Reproduce the material from the line with "- market-open-dot: [452, 11, 461, 19]" up to and including the line with "- close-value: 957.59: [701, 7, 748, 23]".

__________________________________________________

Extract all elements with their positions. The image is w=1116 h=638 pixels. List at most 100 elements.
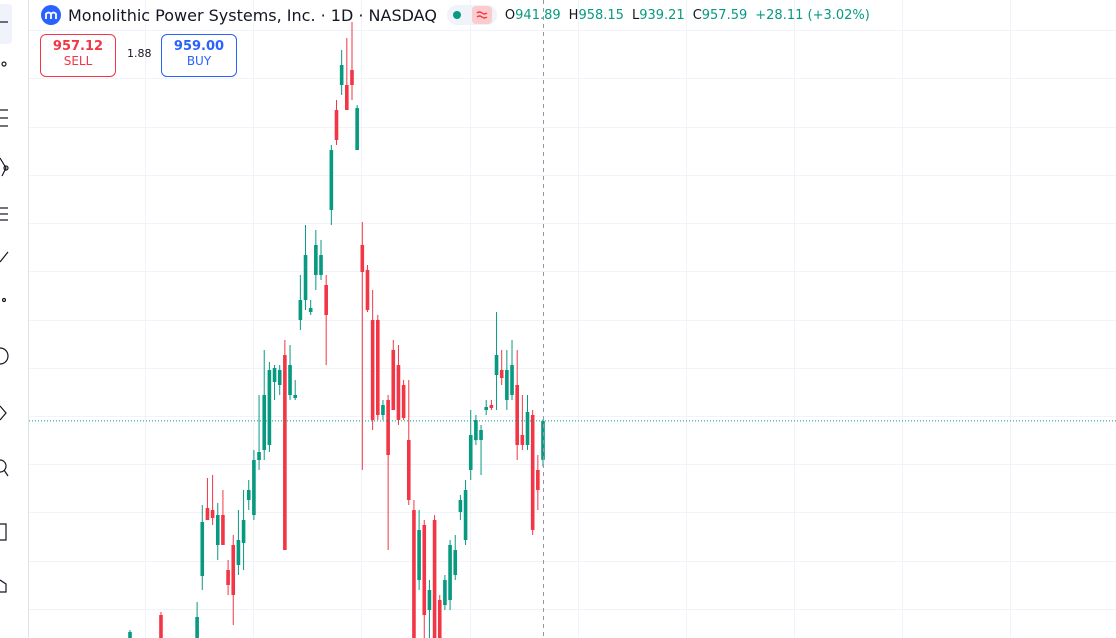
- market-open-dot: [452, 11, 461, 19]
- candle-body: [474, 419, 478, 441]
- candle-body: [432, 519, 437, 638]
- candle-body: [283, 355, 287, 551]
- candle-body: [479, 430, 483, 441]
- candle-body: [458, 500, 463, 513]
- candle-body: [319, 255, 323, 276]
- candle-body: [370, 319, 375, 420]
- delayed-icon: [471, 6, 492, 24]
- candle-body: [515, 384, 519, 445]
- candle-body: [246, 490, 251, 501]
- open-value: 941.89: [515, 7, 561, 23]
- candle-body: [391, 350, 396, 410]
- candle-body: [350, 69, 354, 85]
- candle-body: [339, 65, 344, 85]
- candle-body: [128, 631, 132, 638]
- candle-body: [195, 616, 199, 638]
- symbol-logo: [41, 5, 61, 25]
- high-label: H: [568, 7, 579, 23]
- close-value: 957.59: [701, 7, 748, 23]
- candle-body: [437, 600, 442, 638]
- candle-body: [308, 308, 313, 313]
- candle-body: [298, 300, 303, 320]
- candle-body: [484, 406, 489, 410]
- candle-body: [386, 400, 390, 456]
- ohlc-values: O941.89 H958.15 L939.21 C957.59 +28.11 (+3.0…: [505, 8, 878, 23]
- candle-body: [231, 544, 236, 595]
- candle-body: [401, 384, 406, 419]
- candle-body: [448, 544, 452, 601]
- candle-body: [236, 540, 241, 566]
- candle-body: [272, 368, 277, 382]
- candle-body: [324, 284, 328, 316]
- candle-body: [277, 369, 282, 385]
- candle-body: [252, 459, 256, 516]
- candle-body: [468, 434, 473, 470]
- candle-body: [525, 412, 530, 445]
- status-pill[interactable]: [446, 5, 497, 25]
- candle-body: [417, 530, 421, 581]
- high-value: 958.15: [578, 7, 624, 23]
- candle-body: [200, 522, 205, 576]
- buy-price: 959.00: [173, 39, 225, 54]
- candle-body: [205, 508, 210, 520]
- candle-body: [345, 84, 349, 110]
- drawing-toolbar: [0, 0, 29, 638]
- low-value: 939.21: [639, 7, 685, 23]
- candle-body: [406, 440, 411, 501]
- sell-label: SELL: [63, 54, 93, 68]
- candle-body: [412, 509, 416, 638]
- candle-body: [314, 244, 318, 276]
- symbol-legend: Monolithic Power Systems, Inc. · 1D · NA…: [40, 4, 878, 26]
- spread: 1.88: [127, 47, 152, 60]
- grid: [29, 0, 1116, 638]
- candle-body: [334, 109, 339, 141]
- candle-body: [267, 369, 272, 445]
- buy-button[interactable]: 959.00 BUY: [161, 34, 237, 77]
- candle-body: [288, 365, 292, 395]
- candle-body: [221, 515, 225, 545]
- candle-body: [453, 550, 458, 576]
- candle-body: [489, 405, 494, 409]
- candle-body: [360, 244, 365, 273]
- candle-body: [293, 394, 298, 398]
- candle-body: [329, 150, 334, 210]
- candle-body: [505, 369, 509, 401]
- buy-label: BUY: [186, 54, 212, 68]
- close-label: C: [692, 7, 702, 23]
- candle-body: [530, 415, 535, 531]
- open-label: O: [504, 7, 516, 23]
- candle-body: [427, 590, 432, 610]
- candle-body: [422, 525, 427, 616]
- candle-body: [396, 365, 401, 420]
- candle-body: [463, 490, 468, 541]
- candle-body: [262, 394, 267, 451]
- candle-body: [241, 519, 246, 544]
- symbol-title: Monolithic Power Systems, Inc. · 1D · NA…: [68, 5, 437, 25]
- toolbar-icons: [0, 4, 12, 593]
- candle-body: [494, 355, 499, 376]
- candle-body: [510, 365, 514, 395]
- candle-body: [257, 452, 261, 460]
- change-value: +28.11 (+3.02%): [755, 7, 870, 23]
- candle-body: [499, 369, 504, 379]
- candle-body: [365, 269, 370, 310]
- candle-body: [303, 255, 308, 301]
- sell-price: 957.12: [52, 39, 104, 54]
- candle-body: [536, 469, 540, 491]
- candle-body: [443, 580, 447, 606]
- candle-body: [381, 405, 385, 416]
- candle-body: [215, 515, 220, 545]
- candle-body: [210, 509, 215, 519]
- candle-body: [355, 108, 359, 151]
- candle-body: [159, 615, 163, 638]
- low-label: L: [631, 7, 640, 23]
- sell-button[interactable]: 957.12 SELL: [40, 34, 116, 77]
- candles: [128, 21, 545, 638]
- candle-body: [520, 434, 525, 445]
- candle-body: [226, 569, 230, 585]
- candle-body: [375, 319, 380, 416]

__________________________________________________

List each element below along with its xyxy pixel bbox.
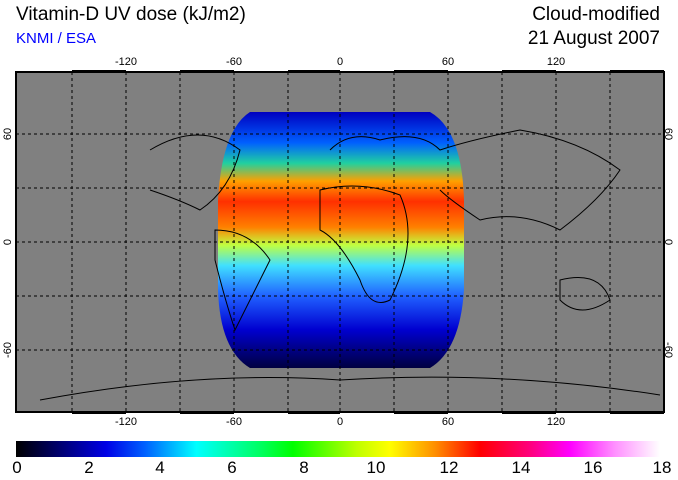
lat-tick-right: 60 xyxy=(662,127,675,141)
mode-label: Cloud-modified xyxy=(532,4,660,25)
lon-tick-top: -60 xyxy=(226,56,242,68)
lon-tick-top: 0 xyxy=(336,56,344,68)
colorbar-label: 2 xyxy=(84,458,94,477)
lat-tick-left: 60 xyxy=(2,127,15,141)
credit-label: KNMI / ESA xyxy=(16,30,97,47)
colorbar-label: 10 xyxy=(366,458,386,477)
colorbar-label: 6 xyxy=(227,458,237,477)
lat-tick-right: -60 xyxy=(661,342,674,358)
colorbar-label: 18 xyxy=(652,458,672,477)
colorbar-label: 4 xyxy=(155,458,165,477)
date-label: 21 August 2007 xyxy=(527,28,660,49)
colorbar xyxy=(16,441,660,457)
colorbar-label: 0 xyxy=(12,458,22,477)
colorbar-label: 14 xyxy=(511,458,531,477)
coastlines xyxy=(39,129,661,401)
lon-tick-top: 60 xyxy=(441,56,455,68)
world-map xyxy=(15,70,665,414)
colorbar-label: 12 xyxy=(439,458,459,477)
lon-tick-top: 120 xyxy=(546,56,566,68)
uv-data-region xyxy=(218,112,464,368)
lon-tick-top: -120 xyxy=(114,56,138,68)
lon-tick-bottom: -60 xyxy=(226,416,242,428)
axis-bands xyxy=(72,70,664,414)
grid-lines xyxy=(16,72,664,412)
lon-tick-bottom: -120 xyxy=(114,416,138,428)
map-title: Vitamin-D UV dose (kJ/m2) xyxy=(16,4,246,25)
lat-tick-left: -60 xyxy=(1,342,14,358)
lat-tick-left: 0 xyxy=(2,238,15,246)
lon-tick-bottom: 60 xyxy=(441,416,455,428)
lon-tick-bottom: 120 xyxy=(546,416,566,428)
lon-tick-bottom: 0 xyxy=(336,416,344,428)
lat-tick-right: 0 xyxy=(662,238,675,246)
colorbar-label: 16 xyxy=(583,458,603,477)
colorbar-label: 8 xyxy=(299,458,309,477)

__________________________________________________

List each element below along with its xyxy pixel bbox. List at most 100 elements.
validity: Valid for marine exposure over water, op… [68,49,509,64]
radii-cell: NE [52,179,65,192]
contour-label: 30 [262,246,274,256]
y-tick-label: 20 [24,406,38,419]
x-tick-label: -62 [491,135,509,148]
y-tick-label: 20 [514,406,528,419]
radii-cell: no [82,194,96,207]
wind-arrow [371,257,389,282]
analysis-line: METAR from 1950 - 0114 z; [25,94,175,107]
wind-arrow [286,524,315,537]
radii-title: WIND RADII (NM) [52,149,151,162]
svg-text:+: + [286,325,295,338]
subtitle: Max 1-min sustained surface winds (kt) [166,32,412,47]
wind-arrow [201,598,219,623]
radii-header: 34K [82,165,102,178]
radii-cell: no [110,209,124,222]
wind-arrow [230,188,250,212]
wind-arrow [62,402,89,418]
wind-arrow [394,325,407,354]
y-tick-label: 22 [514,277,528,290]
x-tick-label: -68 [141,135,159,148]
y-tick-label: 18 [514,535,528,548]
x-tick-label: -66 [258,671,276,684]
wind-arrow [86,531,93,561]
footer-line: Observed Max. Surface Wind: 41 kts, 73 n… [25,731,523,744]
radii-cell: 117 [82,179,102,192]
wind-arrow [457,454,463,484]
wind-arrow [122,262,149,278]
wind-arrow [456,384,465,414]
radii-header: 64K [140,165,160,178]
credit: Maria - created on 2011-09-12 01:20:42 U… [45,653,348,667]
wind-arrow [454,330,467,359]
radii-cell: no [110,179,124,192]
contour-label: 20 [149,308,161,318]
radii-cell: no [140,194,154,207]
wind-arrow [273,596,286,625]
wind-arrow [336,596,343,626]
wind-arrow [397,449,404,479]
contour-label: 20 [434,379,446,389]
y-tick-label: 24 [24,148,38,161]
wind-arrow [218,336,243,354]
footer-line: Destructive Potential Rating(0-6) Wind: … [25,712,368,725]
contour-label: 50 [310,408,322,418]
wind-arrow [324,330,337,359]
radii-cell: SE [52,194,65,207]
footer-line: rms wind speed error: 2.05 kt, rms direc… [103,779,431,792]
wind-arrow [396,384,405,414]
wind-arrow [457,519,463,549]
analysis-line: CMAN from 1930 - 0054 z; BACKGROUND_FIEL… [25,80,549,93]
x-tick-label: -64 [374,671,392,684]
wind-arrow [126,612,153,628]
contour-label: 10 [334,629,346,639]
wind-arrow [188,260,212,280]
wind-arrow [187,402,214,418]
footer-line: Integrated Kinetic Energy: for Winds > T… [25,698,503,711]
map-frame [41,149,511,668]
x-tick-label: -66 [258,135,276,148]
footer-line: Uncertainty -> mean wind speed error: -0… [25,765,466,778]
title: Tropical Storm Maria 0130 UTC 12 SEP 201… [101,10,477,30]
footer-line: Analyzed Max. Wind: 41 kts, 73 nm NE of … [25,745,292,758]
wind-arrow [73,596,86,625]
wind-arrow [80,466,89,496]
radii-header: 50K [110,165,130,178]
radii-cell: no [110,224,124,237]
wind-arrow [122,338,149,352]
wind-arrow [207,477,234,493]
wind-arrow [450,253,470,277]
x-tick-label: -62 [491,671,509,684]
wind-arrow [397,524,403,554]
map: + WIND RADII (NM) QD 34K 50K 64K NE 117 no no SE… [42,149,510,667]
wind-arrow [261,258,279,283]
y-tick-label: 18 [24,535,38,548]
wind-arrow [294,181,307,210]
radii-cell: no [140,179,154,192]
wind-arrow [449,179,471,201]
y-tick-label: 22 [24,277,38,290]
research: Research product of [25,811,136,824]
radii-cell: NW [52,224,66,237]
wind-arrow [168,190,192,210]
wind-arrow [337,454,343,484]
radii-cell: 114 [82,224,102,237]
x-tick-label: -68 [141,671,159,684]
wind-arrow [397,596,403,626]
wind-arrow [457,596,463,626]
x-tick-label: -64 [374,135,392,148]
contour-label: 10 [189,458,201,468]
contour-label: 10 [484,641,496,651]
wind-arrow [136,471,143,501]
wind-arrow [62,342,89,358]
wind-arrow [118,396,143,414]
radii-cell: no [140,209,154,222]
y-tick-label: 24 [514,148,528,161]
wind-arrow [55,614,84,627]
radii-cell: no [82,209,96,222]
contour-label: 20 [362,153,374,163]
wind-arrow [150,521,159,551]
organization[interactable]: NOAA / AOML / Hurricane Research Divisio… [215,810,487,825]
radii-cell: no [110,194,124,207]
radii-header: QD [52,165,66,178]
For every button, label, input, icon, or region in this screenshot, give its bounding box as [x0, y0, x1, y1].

__________________________________________________

- Result below:
- market-open-dot: [452, 11, 461, 19]
- candle-body: [474, 419, 478, 441]
- candle-body: [432, 519, 437, 638]
- candle-body: [283, 355, 287, 551]
- candle-body: [479, 430, 483, 441]
- candle-body: [458, 500, 463, 513]
- candle-body: [319, 255, 323, 276]
- candle-body: [370, 319, 375, 420]
- delayed-icon: [471, 6, 492, 24]
- candle-body: [515, 384, 519, 445]
- candle-body: [246, 490, 251, 501]
- open-value: 941.89: [515, 7, 561, 23]
- candle-body: [391, 350, 396, 410]
- candle-body: [350, 69, 354, 85]
- candle-body: [339, 65, 344, 85]
- candle-body: [128, 631, 132, 638]
- candle-body: [195, 616, 199, 638]
- symbol-logo: [41, 5, 61, 25]
- high-label: H: [568, 7, 579, 23]
- close-value: 957.59: [701, 7, 748, 23]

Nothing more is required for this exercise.